START Data extract

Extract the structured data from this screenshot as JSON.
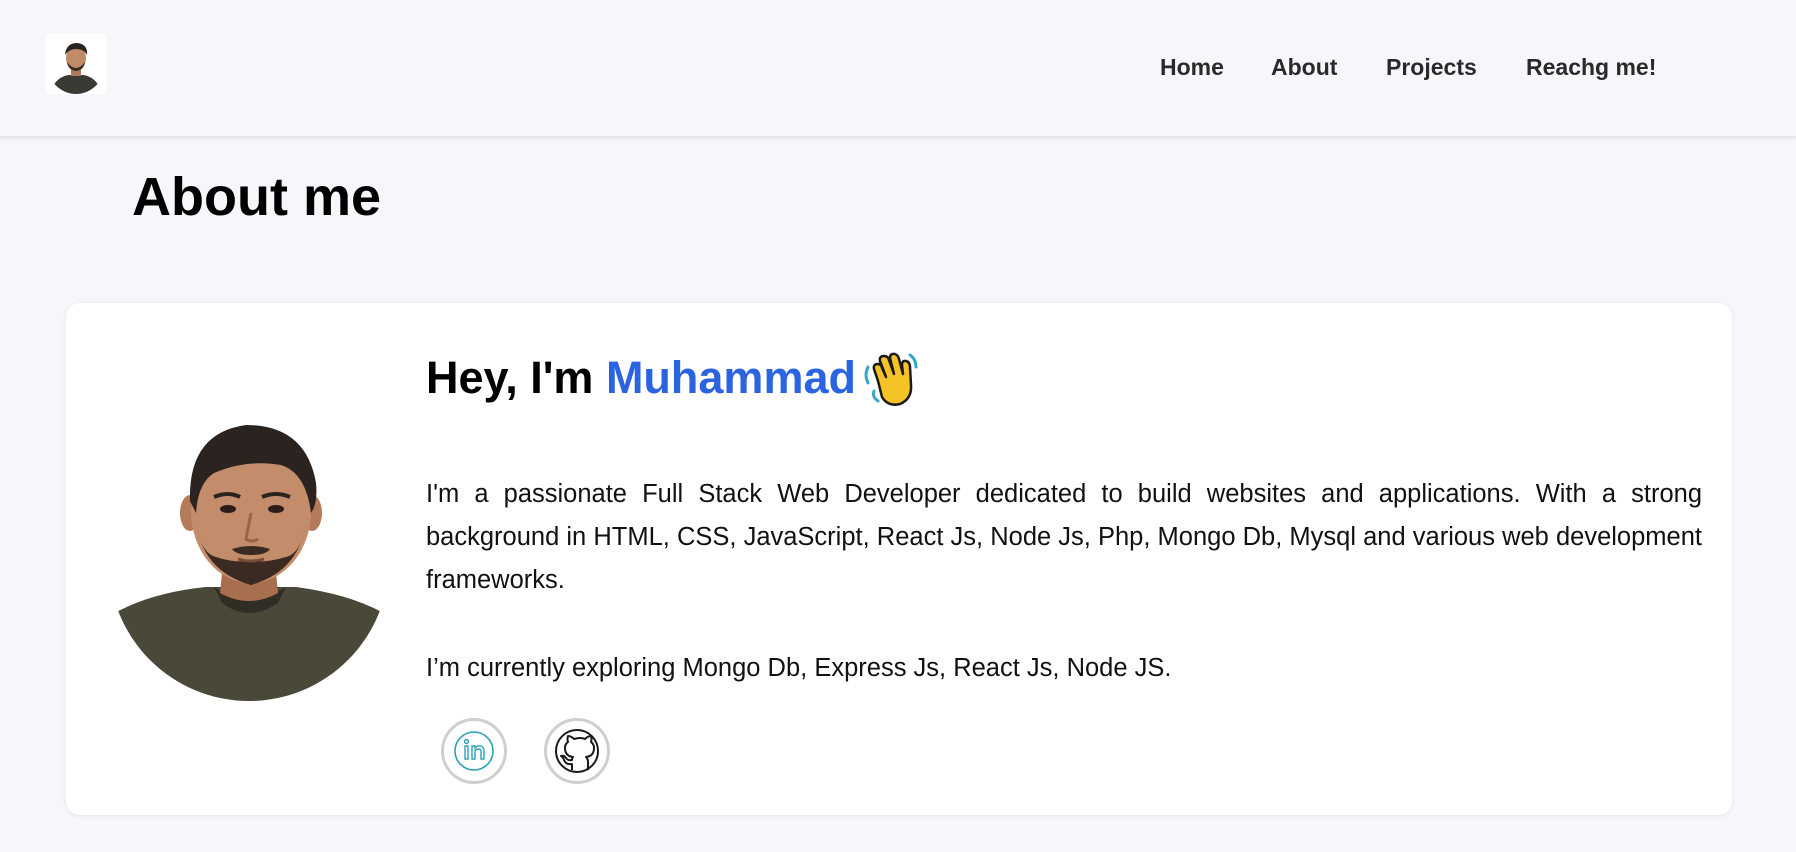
{
  "header": {
    "logo_alt": "Profile photo",
    "nav": [
      {
        "label": "Home"
      },
      {
        "label": "About"
      },
      {
        "label": "Projects"
      },
      {
        "label": "Reachg me!"
      }
    ]
  },
  "main": {
    "title": "About me",
    "card": {
      "greeting_prefix": "Hey, I'm ",
      "greeting_name": "Muhammad",
      "wave_icon": "waving-hand-icon",
      "bio": "I'm a passionate Full Stack Web Developer dedicated to build websites and applications. With a strong background in HTML, CSS, JavaScript, React Js, Node Js, Php, Mongo Db, Mysql and various web development frameworks.",
      "exploring": "I’m currently exploring Mongo Db, Express Js, React Js, Node JS.",
      "socials": [
        {
          "icon": "linkedin-icon"
        },
        {
          "icon": "github-icon"
        }
      ]
    }
  },
  "colors": {
    "accent": "#2b63e0",
    "background": "#f6f7fb",
    "card": "#ffffff"
  }
}
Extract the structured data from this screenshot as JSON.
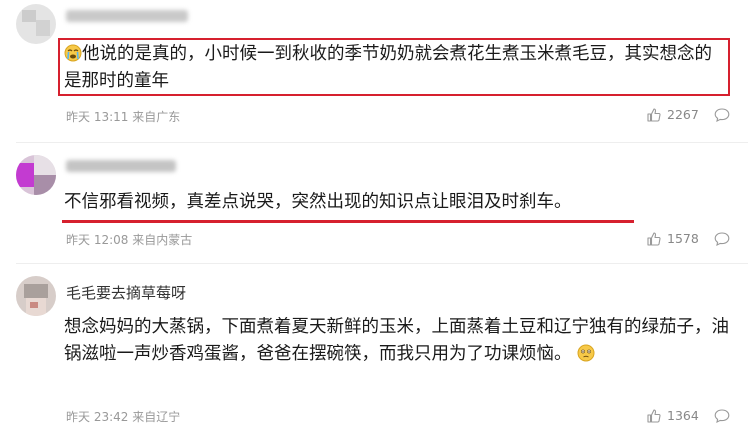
{
  "comments": [
    {
      "username": "",
      "text": "他说的是真的，小时候一到秋收的季节奶奶就会煮花生煮玉米煮毛豆，其实想念的是那时的童年",
      "meta": "昨天 13:11 来自广东",
      "likes": "2267",
      "emoji": "crying-face"
    },
    {
      "username": "",
      "text": "不信邪看视频，真差点说哭，突然出现的知识点让眼泪及时刹车。",
      "meta": "昨天 12:08 来自内蒙古",
      "likes": "1578"
    },
    {
      "username": "毛毛要去摘草莓呀",
      "text": "想念妈妈的大蒸锅，下面煮着夏天新鲜的玉米，上面蒸着土豆和辽宁独有的绿茄子，油锅滋啦一声炒香鸡蛋酱，爸爸在摆碗筷，而我只用为了功课烦恼。",
      "meta": "昨天 23:42 来自辽宁",
      "likes": "1364",
      "emoji": "tearful-face"
    }
  ],
  "colors": {
    "highlight": "#d6202e",
    "meta": "#999999"
  },
  "icons": {
    "like": "thumbs-up-icon",
    "reply": "comment-bubble-icon"
  }
}
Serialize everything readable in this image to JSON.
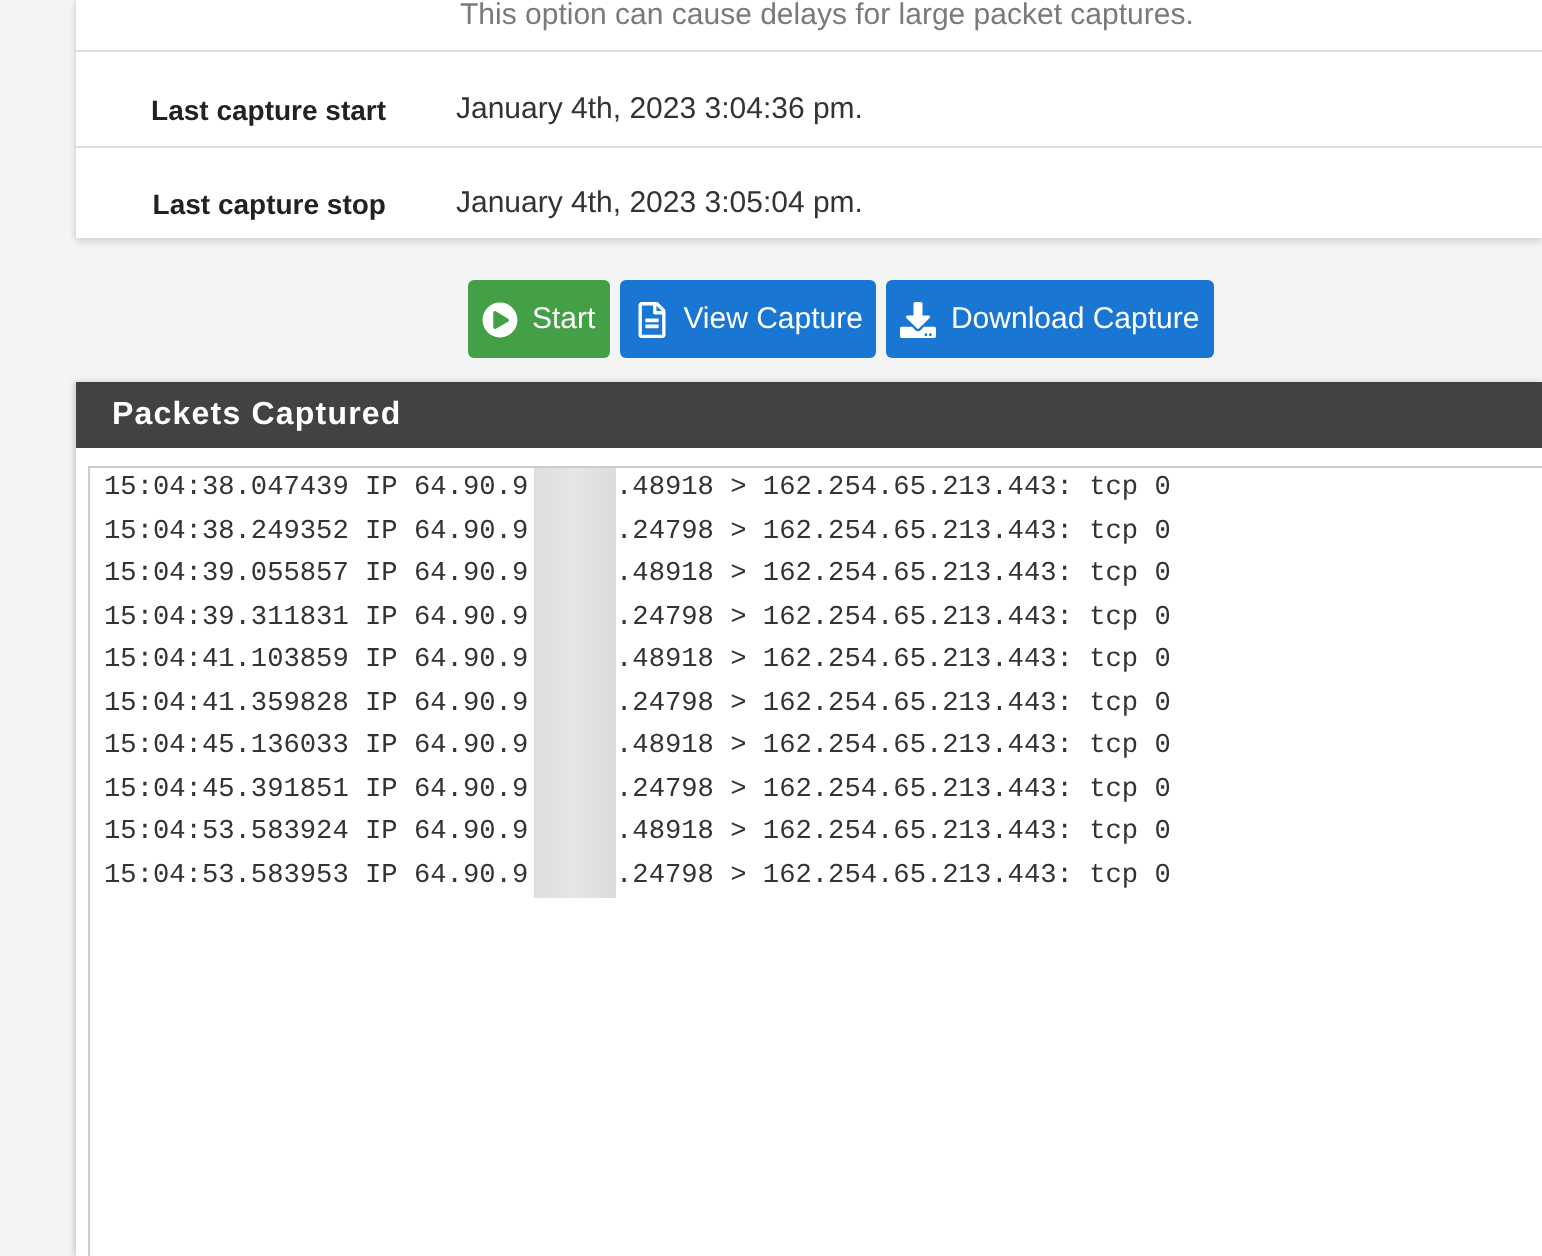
{
  "help_text": "This option can cause delays for large packet captures.",
  "fields": [
    {
      "label": "Last capture start",
      "value": "January 4th, 2023 3:04:36 pm."
    },
    {
      "label": "Last capture stop",
      "value": "January 4th, 2023 3:05:04 pm."
    }
  ],
  "buttons": [
    {
      "kind": "start",
      "label": "Start"
    },
    {
      "kind": "view",
      "label": "View Capture"
    },
    {
      "kind": "download",
      "label": "Download Capture"
    }
  ],
  "packets_panel": {
    "title": "Packets Captured",
    "lines": [
      {
        "before": "15:04:38.047439 IP 64.90.9",
        "after": ".48918 > 162.254.65.213.443: tcp 0"
      },
      {
        "before": "15:04:38.249352 IP 64.90.9",
        "after": ".24798 > 162.254.65.213.443: tcp 0"
      },
      {
        "before": "15:04:39.055857 IP 64.90.9",
        "after": ".48918 > 162.254.65.213.443: tcp 0"
      },
      {
        "before": "15:04:39.311831 IP 64.90.9",
        "after": ".24798 > 162.254.65.213.443: tcp 0"
      },
      {
        "before": "15:04:41.103859 IP 64.90.9",
        "after": ".48918 > 162.254.65.213.443: tcp 0"
      },
      {
        "before": "15:04:41.359828 IP 64.90.9",
        "after": ".24798 > 162.254.65.213.443: tcp 0"
      },
      {
        "before": "15:04:45.136033 IP 64.90.9",
        "after": ".48918 > 162.254.65.213.443: tcp 0"
      },
      {
        "before": "15:04:45.391851 IP 64.90.9",
        "after": ".24798 > 162.254.65.213.443: tcp 0"
      },
      {
        "before": "15:04:53.583924 IP 64.90.9",
        "after": ".48918 > 162.254.65.213.443: tcp 0"
      },
      {
        "before": "15:04:53.583953 IP 64.90.9",
        "after": ".24798 > 162.254.65.213.443: tcp 0"
      }
    ]
  }
}
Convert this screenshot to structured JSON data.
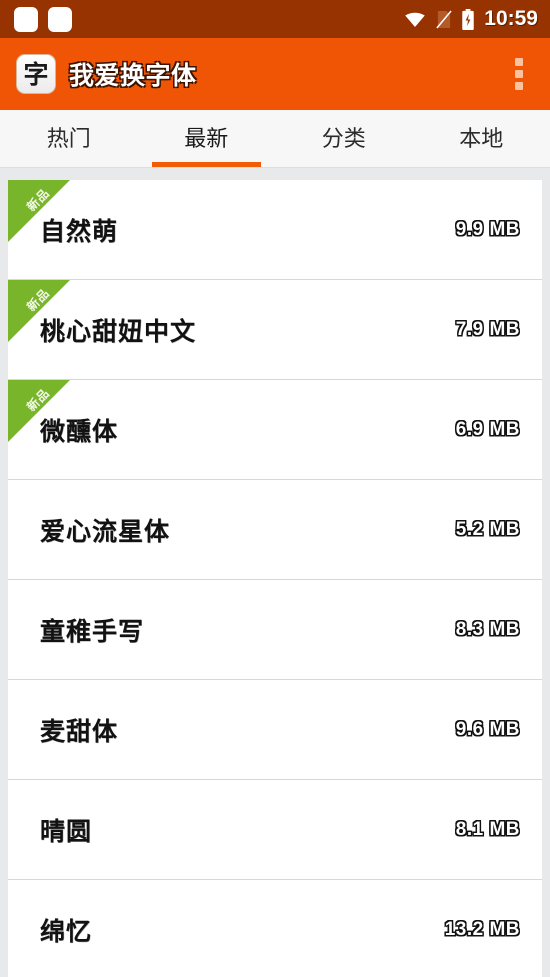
{
  "statusbar": {
    "time": "10:59",
    "icons": [
      "notification-placeholder",
      "notification-placeholder",
      "wifi-icon",
      "no-sim-icon",
      "battery-charging-icon"
    ]
  },
  "appbar": {
    "logo_char": "字",
    "title": "我爱换字体",
    "overflow_label": "更多"
  },
  "tabs": [
    {
      "label": "热门",
      "active": false
    },
    {
      "label": "最新",
      "active": true
    },
    {
      "label": "分类",
      "active": false
    },
    {
      "label": "本地",
      "active": false
    }
  ],
  "badge_label": "新品",
  "fonts": [
    {
      "name": "自然萌",
      "size": "9.9 MB",
      "is_new": true
    },
    {
      "name": "桃心甜妞中文",
      "size": "7.9 MB",
      "is_new": true
    },
    {
      "name": "微醺体",
      "size": "6.9 MB",
      "is_new": true
    },
    {
      "name": "爱心流星体",
      "size": "5.2 MB",
      "is_new": false
    },
    {
      "name": "童稚手写",
      "size": "8.3 MB",
      "is_new": false
    },
    {
      "name": "麦甜体",
      "size": "9.6 MB",
      "is_new": false
    },
    {
      "name": "晴圆",
      "size": "8.1 MB",
      "is_new": false
    },
    {
      "name": "绵忆",
      "size": "13.2 MB",
      "is_new": false
    }
  ],
  "colors": {
    "statusbar": "#963300",
    "appbar": "#f05505",
    "accent": "#f25c05",
    "badge_green": "#79b52b",
    "page_bg": "#e8e9eb",
    "card_bg": "#ffffff"
  }
}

END Data extract

» Given instruction
Return each line of the data that contains the string "before".

» Result for this exercise
        "before": "15:04:38.047439 IP 64.90.9",
        "before": "15:04:38.249352 IP 64.90.9",
        "before": "15:04:39.055857 IP 64.90.9",
        "before": "15:04:39.311831 IP 64.90.9",
        "before": "15:04:41.103859 IP 64.90.9",
        "before": "15:04:41.359828 IP 64.90.9",
        "before": "15:04:45.136033 IP 64.90.9",
        "before": "15:04:45.391851 IP 64.90.9",
        "before": "15:04:53.583924 IP 64.90.9",
        "before": "15:04:53.583953 IP 64.90.9",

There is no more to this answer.